- SHORT TASK
Output every record word for word.

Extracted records

☆ ☆ ☆

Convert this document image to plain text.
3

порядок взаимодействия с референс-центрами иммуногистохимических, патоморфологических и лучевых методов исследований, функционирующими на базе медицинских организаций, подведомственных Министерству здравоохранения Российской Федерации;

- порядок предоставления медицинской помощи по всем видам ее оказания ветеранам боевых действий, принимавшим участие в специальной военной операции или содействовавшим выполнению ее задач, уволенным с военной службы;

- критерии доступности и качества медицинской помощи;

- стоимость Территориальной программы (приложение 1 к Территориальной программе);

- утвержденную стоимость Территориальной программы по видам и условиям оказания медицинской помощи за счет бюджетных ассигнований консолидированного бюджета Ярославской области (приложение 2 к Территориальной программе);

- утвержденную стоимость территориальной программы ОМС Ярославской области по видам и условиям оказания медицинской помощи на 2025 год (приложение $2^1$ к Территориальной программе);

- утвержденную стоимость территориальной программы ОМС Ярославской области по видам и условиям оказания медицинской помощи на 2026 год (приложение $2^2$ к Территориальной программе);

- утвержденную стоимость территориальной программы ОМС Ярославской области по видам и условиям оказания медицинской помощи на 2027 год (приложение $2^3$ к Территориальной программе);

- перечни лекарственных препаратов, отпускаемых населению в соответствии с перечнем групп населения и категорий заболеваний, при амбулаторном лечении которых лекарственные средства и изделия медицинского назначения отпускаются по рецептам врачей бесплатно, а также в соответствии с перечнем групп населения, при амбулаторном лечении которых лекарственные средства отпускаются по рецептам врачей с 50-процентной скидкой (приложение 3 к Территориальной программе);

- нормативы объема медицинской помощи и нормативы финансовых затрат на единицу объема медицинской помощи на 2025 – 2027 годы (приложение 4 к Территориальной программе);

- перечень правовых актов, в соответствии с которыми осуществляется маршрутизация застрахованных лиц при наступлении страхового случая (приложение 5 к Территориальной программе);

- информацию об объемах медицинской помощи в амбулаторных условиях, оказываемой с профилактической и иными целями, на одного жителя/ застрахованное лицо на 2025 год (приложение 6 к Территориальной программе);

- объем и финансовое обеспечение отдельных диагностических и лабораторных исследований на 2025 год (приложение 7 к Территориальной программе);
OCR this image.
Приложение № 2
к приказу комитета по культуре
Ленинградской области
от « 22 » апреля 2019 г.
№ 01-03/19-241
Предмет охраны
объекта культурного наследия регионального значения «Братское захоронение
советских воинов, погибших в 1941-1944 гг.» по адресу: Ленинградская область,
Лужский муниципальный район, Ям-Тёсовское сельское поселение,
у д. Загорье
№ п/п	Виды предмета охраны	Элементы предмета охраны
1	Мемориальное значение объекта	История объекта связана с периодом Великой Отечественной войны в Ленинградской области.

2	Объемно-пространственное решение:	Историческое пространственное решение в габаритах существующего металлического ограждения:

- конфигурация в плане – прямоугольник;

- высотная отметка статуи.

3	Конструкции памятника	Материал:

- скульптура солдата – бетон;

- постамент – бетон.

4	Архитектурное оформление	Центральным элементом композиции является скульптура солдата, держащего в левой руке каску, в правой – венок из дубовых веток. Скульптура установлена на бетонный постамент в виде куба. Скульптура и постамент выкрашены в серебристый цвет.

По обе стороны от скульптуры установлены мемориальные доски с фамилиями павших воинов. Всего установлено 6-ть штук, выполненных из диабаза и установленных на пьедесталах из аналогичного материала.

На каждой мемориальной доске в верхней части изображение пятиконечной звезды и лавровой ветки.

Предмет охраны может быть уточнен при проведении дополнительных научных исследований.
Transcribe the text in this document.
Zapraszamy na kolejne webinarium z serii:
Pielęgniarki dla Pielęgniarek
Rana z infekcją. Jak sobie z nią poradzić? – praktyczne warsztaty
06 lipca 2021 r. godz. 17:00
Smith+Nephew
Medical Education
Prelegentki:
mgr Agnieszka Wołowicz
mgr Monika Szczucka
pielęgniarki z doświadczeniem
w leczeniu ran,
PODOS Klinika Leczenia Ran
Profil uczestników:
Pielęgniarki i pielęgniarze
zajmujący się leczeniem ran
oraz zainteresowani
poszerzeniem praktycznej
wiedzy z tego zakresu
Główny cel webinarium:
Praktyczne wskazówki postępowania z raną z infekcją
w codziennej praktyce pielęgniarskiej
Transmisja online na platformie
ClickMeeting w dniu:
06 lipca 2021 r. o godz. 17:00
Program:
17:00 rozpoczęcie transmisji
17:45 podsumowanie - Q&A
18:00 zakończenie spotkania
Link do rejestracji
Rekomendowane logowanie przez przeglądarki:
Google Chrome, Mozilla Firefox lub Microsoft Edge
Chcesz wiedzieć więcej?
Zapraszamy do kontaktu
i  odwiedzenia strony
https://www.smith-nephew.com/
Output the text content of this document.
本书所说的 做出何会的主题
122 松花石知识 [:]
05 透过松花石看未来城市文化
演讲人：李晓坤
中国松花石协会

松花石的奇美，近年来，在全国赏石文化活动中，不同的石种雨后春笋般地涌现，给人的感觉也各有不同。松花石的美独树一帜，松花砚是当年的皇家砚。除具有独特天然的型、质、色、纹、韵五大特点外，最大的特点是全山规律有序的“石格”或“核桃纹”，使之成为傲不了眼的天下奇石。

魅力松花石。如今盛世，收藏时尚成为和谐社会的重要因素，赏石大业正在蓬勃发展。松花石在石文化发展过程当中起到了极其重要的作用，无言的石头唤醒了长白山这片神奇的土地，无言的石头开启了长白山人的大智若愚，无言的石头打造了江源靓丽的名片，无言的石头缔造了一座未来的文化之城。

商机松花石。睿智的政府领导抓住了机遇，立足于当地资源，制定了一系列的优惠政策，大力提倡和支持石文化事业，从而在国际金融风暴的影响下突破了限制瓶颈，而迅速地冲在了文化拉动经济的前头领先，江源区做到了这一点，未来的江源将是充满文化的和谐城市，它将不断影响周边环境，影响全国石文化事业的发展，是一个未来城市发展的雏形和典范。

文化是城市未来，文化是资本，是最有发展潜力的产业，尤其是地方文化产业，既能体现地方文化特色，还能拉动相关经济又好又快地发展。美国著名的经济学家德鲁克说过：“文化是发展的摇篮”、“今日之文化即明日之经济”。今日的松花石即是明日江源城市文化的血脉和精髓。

☆ ☆ ☆

- CORRECT RESPONSE
Convert this document image to plain text.
3

порядок взаимодействия с референс-центрами иммуногистохимических, патоморфологических и лучевых методов исследований, функционирующими на базе медицинских организаций, подведомственных Министерству здравоохранения Российской Федерации;

- порядок предоставления медицинской помощи по всем видам ее оказания ветеранам боевых действий, принимавшим участие в специальной военной операции или содействовавшим выполнению ее задач, уволенным с военной службы;

- критерии доступности и качества медицинской помощи;

- стоимость Территориальной программы (приложение 1 к Территориальной программе);

- утвержденную стоимость Территориальной программы по видам и условиям оказания медицинской помощи за счет бюджетных ассигнований консолидированного бюджета Ярославской области (приложение 2 к Территориальной программе);

- утвержденную стоимость территориальной программы ОМС Ярославской области по видам и условиям оказания медицинской помощи на 2025 год (приложение $2^1$ к Территориальной программе);

- утвержденную стоимость территориальной программы ОМС Ярославской области по видам и условиям оказания медицинской помощи на 2026 год (приложение $2^2$ к Территориальной программе);

- утвержденную стоимость территориальной программы ОМС Ярославской области по видам и условиям оказания медицинской помощи на 2027 год (приложение $2^3$ к Территориальной программе);

- перечни лекарственных препаратов, отпускаемых населению в соответствии с перечнем групп населения и категорий заболеваний, при амбулаторном лечении которых лекарственные средства и изделия медицинского назначения отпускаются по рецептам врачей бесплатно, а также в соответствии с перечнем групп населения, при амбулаторном лечении которых лекарственные средства отпускаются по рецептам врачей с 50-процентной скидкой (приложение 3 к Территориальной программе);

- нормативы объема медицинской помощи и нормативы финансовых затрат на единицу объема медицинской помощи на 2025 – 2027 годы (приложение 4 к Территориальной программе);

- перечень правовых актов, в соответствии с которыми осуществляется маршрутизация застрахованных лиц при наступлении страхового случая (приложение 5 к Территориальной программе);

- информацию об объемах медицинской помощи в амбулаторных условиях, оказываемой с профилактической и иными целями, на одного жителя/ застрахованное лицо на 2025 год (приложение 6 к Территориальной программе);

- объем и финансовое обеспечение отдельных диагностических и лабораторных исследований на 2025 год (приложение 7 к Территориальной программе);
OCR this image.
Приложение № 2
к приказу комитета по культуре
Ленинградской области
от « 22 » апреля 2019 г.
№ 01-03/19-241
Предмет охраны
объекта культурного наследия регионального значения «Братское захоронение
советских воинов, погибших в 1941-1944 гг.» по адресу: Ленинградская область,
Лужский муниципальный район, Ям-Тёсовское сельское поселение,
у д. Загорье
№ п/п	Виды предмета охраны	Элементы предмета охраны
1	Мемориальное значение объекта	История объекта связана с периодом Великой Отечественной войны в Ленинградской области.

2	Объемно-пространственное решение:	Историческое пространственное решение в габаритах существующего металлического ограждения:

- конфигурация в плане – прямоугольник;

- высотная отметка статуи.

3	Конструкции памятника	Материал:

- скульптура солдата – бетон;

- постамент – бетон.

4	Архитектурное оформление	Центральным элементом композиции является скульптура солдата, держащего в левой руке каску, в правой – венок из дубовых веток. Скульптура установлена на бетонный постамент в виде куба. Скульптура и постамент выкрашены в серебристый цвет.

По обе стороны от скульптуры установлены мемориальные доски с фамилиями павших воинов. Всего установлено 6-ть штук, выполненных из диабаза и установленных на пьедесталах из аналогичного материала.

На каждой мемориальной доске в верхней части изображение пятиконечной звезды и лавровой ветки.

Предмет охраны может быть уточнен при проведении дополнительных научных исследований.
Transcribe the text in this document.
Zapraszamy na kolejne webinarium z serii:
Pielęgniarki dla Pielęgniarek
Rana z infekcją. Jak sobie z nią poradzić? – praktyczne warsztaty
06 lipca 2021 r. godz. 17:00
Smith+Nephew
Medical Education
Prelegentki:
mgr Agnieszka Wołowicz
mgr Monika Szczucka
pielęgniarki z doświadczeniem
w leczeniu ran,
PODOS Klinika Leczenia Ran
Profil uczestników:
Pielęgniarki i pielęgniarze
zajmujący się leczeniem ran
oraz zainteresowani
poszerzeniem praktycznej
wiedzy z tego zakresu
Główny cel webinarium:
Praktyczne wskazówki postępowania z raną z infekcją
w codziennej praktyce pielęgniarskiej
Transmisja online na platformie
ClickMeeting w dniu:
06 lipca 2021 r. o godz. 17:00
Program:
17:00 rozpoczęcie transmisji
17:45 podsumowanie - Q&A
18:00 zakończenie spotkania
Link do rejestracji
Rekomendowane logowanie przez przeglądarki:
Google Chrome, Mozilla Firefox lub Microsoft Edge
Chcesz wiedzieć więcej?
Zapraszamy do kontaktu
i  odwiedzenia strony
https://www.smith-nephew.com/
Output the text content of this document.
本书所说的 做出何会的主题
122 松花石知识 [:]
05 透过松花石看未来城市文化
演讲人：李晓坤
中国松花石协会

松花石的奇美，近年来，在全国赏石文化活动中，不同的石种雨后春笋般地涌现，给人的感觉也各有不同。松花石的美独树一帜，松花砚是当年的皇家砚。除具有独特天然的型、质、色、纹、韵五大特点外，最大的特点是全山规律有序的“石格”或“核桃纹”，使之成为傲不了眼的天下奇石。

魅力松花石。如今盛世，收藏时尚成为和谐社会的重要因素，赏石大业正在蓬勃发展。松花石在石文化发展过程当中起到了极其重要的作用，无言的石头唤醒了长白山这片神奇的土地，无言的石头开启了长白山人的大智若愚，无言的石头打造了江源靓丽的名片，无言的石头缔造了一座未来的文化之城。

商机松花石。睿智的政府领导抓住了机遇，立足于当地资源，制定了一系列的优惠政策，大力提倡和支持石文化事业，从而在国际金融风暴的影响下突破了限制瓶颈，而迅速地冲在了文化拉动经济的前头领先，江源区做到了这一点，未来的江源将是充满文化的和谐城市，它将不断影响周边环境，影响全国石文化事业的发展，是一个未来城市发展的雏形和典范。

文化是城市未来，文化是资本，是最有发展潜力的产业，尤其是地方文化产业，既能体现地方文化特色，还能拉动相关经济又好又快地发展。美国著名的经济学家德鲁克说过：“文化是发展的摇篮”、“今日之文化即明日之经济”。今日的松花石即是明日江源城市文化的血脉和精髓。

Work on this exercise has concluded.